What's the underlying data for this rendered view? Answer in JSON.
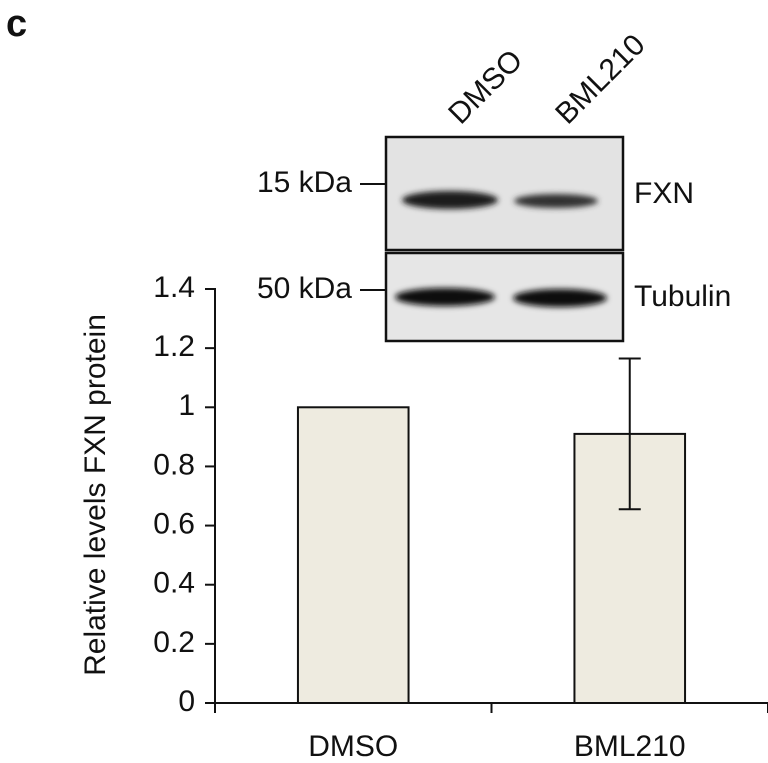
{
  "chart_data": {
    "type": "bar",
    "panel_label": "c",
    "ylabel": "Relative levels FXN protein",
    "categories": [
      "DMSO",
      "BML210"
    ],
    "values": [
      1,
      0.91
    ],
    "errors": [
      null,
      0.255
    ],
    "color": "#eeebe0",
    "ylim": [
      0,
      1.4
    ],
    "yticks": [
      0,
      0.2,
      0.4,
      0.6,
      0.8,
      1,
      1.2,
      1.4
    ],
    "blot": {
      "lanes": [
        "DMSO",
        "BML210"
      ],
      "markers": [
        "15 kDa",
        "50 kDa"
      ],
      "proteins": [
        "FXN",
        "Tubulin"
      ]
    }
  }
}
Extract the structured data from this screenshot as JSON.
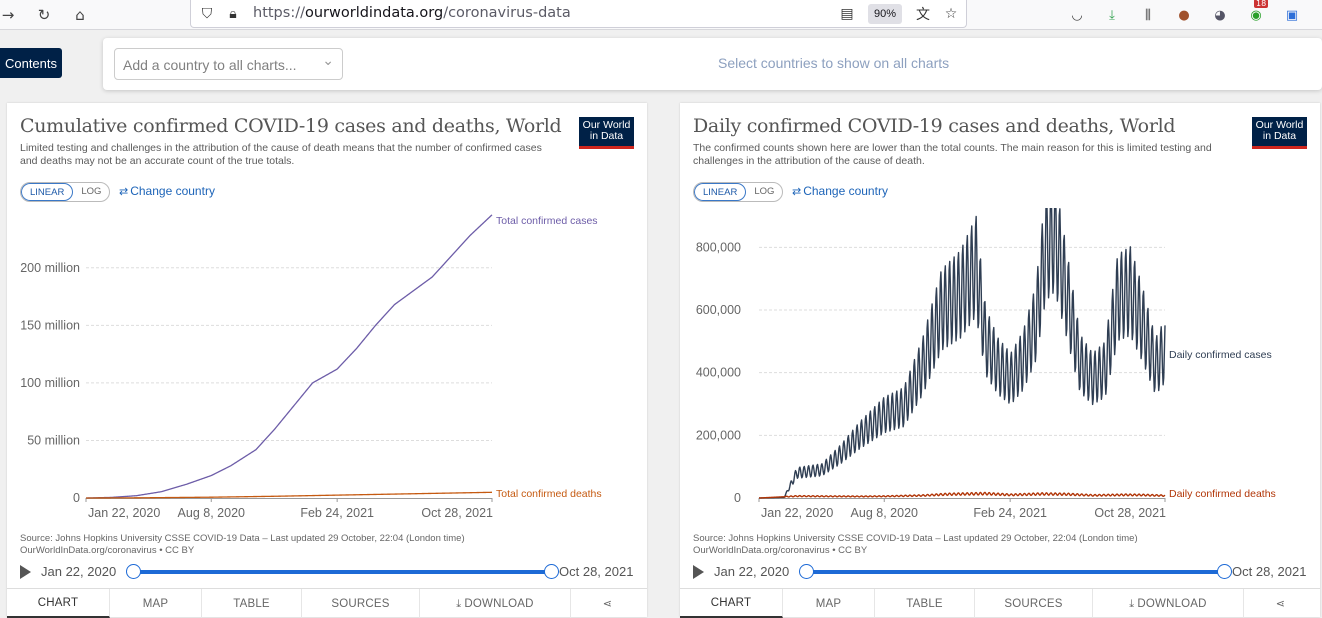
{
  "browser": {
    "url_prefix": "https://",
    "url_host": "ourworldindata.org",
    "url_path": "/coronavirus-data",
    "zoom": "90%",
    "ext_badge": "18"
  },
  "page": {
    "contents_label": "Contents",
    "country_placeholder": "Add a country to all charts...",
    "country_hint": "Select countries to show on all charts"
  },
  "panels": [
    {
      "title": "Cumulative confirmed COVID-19 cases and deaths, World",
      "subtitle": "Limited testing and challenges in the attribution of the cause of death means that the number of confirmed cases and deaths may not be an accurate count of the true totals.",
      "logo_line1": "Our World",
      "logo_line2": "in Data",
      "linear_label": "LINEAR",
      "log_label": "LOG",
      "change_country": "Change country",
      "source_line1": "Source: Johns Hopkins University CSSE COVID-19 Data – Last updated 29 October, 22:04 (London time)",
      "source_line2": "OurWorldInData.org/coronavirus • CC BY",
      "timeline_start": "Jan 22, 2020",
      "timeline_end": "Oct 28, 2021",
      "tabs": [
        "CHART",
        "MAP",
        "TABLE",
        "SOURCES",
        "DOWNLOAD",
        ""
      ]
    },
    {
      "title": "Daily confirmed COVID-19 cases and deaths, World",
      "subtitle": "The confirmed counts shown here are lower than the total counts. The main reason for this is limited testing and challenges in the attribution of the cause of death.",
      "logo_line1": "Our World",
      "logo_line2": "in Data",
      "linear_label": "LINEAR",
      "log_label": "LOG",
      "change_country": "Change country",
      "source_line1": "Source: Johns Hopkins University CSSE COVID-19 Data – Last updated 29 October, 22:04 (London time)",
      "source_line2": "OurWorldInData.org/coronavirus • CC BY",
      "timeline_start": "Jan 22, 2020",
      "timeline_end": "Oct 28, 2021",
      "tabs": [
        "CHART",
        "MAP",
        "TABLE",
        "SOURCES",
        "DOWNLOAD",
        ""
      ]
    }
  ],
  "chart_data": [
    {
      "type": "line",
      "title": "Cumulative confirmed COVID-19 cases and deaths, World",
      "y_ticks": [
        0,
        50000000,
        100000000,
        150000000,
        200000000
      ],
      "y_tick_labels": [
        "0",
        "50 million",
        "100 million",
        "150 million",
        "200 million"
      ],
      "x_tick_labels": [
        "Jan 22, 2020",
        "Aug 8, 2020",
        "Feb 24, 2021",
        "Oct 28, 2021"
      ],
      "x_tick_days": [
        0,
        199,
        399,
        645
      ],
      "ylim": [
        0,
        245000000
      ],
      "grid": "horizontal-dashed",
      "series": [
        {
          "name": "Total confirmed cases",
          "color": "#6d5da8",
          "points": [
            [
              0,
              0
            ],
            [
              40,
              500000
            ],
            [
              80,
              2000000
            ],
            [
              120,
              5500000
            ],
            [
              160,
              12000000
            ],
            [
              199,
              19500000
            ],
            [
              230,
              28000000
            ],
            [
              270,
              42000000
            ],
            [
              300,
              60000000
            ],
            [
              330,
              80000000
            ],
            [
              360,
              100000000
            ],
            [
              399,
              112000000
            ],
            [
              430,
              130000000
            ],
            [
              460,
              150000000
            ],
            [
              490,
              168000000
            ],
            [
              520,
              180000000
            ],
            [
              550,
              192000000
            ],
            [
              580,
              210000000
            ],
            [
              610,
              228000000
            ],
            [
              645,
              246000000
            ]
          ]
        },
        {
          "name": "Total confirmed deaths",
          "color": "#c55a11",
          "points": [
            [
              0,
              0
            ],
            [
              80,
              150000
            ],
            [
              199,
              700000
            ],
            [
              300,
              1500000
            ],
            [
              399,
              2500000
            ],
            [
              500,
              3500000
            ],
            [
              645,
              4950000
            ]
          ]
        }
      ]
    },
    {
      "type": "line",
      "title": "Daily confirmed COVID-19 cases and deaths, World",
      "y_ticks": [
        0,
        200000,
        400000,
        600000,
        800000
      ],
      "y_tick_labels": [
        "0",
        "200,000",
        "400,000",
        "600,000",
        "800,000"
      ],
      "x_tick_labels": [
        "Jan 22, 2020",
        "Aug 8, 2020",
        "Feb 24, 2021",
        "Oct 28, 2021"
      ],
      "x_tick_days": [
        0,
        199,
        399,
        645
      ],
      "ylim": [
        0,
        900000
      ],
      "grid": "horizontal-dashed",
      "series": [
        {
          "name": "Daily confirmed cases",
          "color": "#2f3e53",
          "weekly_amplitude": 0.22,
          "points": [
            [
              0,
              0
            ],
            [
              40,
              2000
            ],
            [
              60,
              80000
            ],
            [
              80,
              85000
            ],
            [
              100,
              90000
            ],
            [
              130,
              140000
            ],
            [
              160,
              200000
            ],
            [
              199,
              265000
            ],
            [
              230,
              290000
            ],
            [
              260,
              420000
            ],
            [
              290,
              600000
            ],
            [
              320,
              650000
            ],
            [
              345,
              740000
            ],
            [
              360,
              500000
            ],
            [
              380,
              420000
            ],
            [
              400,
              380000
            ],
            [
              420,
              440000
            ],
            [
              440,
              560000
            ],
            [
              455,
              800000
            ],
            [
              470,
              840000
            ],
            [
              490,
              640000
            ],
            [
              510,
              430000
            ],
            [
              530,
              380000
            ],
            [
              550,
              410000
            ],
            [
              570,
              640000
            ],
            [
              590,
              660000
            ],
            [
              610,
              550000
            ],
            [
              630,
              420000
            ],
            [
              645,
              470000
            ]
          ]
        },
        {
          "name": "Daily confirmed deaths",
          "color": "#b13507",
          "weekly_amplitude": 0.3,
          "points": [
            [
              0,
              0
            ],
            [
              60,
              6000
            ],
            [
              100,
              5500
            ],
            [
              160,
              5000
            ],
            [
              199,
              5500
            ],
            [
              260,
              8000
            ],
            [
              300,
              12000
            ],
            [
              360,
              14000
            ],
            [
              400,
              10000
            ],
            [
              450,
              13000
            ],
            [
              490,
              12000
            ],
            [
              530,
              8500
            ],
            [
              580,
              10000
            ],
            [
              610,
              9500
            ],
            [
              645,
              7500
            ]
          ]
        }
      ]
    }
  ]
}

→ What to do
Return only the lines of the records in which the string "cases" appears.

→ Answer to the exercise
      "title": "Cumulative confirmed COVID-19 cases and deaths, World",
      "subtitle": "Limited testing and challenges in the attribution of the cause of death means that the number of confirmed cases and deaths may not be an accurate count of the true totals.",
      "title": "Daily confirmed COVID-19 cases and deaths, World",
      "title": "Cumulative confirmed COVID-19 cases and deaths, World",
          "name": "Total confirmed cases",
      "title": "Daily confirmed COVID-19 cases and deaths, World",
          "name": "Daily confirmed cases",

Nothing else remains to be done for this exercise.